- **Short problem**
Would you transcribe the whole listing exactly, minus its pictures?

- **Extracted entries**
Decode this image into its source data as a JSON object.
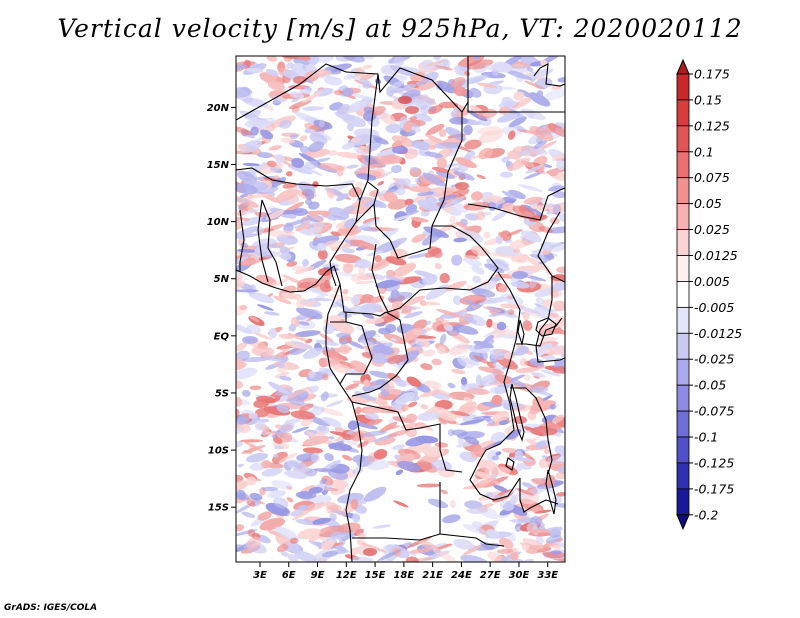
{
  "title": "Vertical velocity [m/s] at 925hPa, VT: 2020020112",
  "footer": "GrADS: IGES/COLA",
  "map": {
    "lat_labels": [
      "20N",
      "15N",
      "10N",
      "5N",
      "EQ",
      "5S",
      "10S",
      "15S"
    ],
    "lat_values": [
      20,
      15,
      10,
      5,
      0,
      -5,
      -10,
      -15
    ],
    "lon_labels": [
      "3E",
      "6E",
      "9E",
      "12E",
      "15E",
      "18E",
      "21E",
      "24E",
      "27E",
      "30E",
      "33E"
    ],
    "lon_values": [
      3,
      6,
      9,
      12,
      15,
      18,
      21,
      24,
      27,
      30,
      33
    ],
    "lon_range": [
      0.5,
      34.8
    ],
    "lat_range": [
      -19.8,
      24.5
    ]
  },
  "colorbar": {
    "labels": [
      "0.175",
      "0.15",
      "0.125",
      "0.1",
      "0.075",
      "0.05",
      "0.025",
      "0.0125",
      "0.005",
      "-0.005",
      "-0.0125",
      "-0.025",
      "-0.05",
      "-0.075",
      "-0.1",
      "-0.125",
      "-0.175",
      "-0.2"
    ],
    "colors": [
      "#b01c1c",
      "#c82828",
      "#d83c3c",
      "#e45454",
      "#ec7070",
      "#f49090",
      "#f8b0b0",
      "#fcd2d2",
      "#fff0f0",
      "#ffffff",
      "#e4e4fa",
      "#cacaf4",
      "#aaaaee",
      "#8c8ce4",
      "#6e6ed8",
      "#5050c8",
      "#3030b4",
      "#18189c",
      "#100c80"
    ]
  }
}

- **Result of the task**
Decode this image into its source data as a JSON object.
{
  "title": "Vertical velocity [m/s] at 925hPa, VT: 2020020112",
  "footer": "GrADS: IGES/COLA",
  "map": {
    "lat_labels": [
      "20N",
      "15N",
      "10N",
      "5N",
      "EQ",
      "5S",
      "10S",
      "15S"
    ],
    "lat_values": [
      20,
      15,
      10,
      5,
      0,
      -5,
      -10,
      -15
    ],
    "lon_labels": [
      "3E",
      "6E",
      "9E",
      "12E",
      "15E",
      "18E",
      "21E",
      "24E",
      "27E",
      "30E",
      "33E"
    ],
    "lon_values": [
      3,
      6,
      9,
      12,
      15,
      18,
      21,
      24,
      27,
      30,
      33
    ],
    "lon_range": [
      0.5,
      34.8
    ],
    "lat_range": [
      -19.8,
      24.5
    ]
  },
  "colorbar": {
    "labels": [
      "0.175",
      "0.15",
      "0.125",
      "0.1",
      "0.075",
      "0.05",
      "0.025",
      "0.0125",
      "0.005",
      "-0.005",
      "-0.0125",
      "-0.025",
      "-0.05",
      "-0.075",
      "-0.1",
      "-0.125",
      "-0.175",
      "-0.2"
    ],
    "colors": [
      "#b01c1c",
      "#c82828",
      "#d83c3c",
      "#e45454",
      "#ec7070",
      "#f49090",
      "#f8b0b0",
      "#fcd2d2",
      "#fff0f0",
      "#ffffff",
      "#e4e4fa",
      "#cacaf4",
      "#aaaaee",
      "#8c8ce4",
      "#6e6ed8",
      "#5050c8",
      "#3030b4",
      "#18189c",
      "#100c80"
    ]
  }
}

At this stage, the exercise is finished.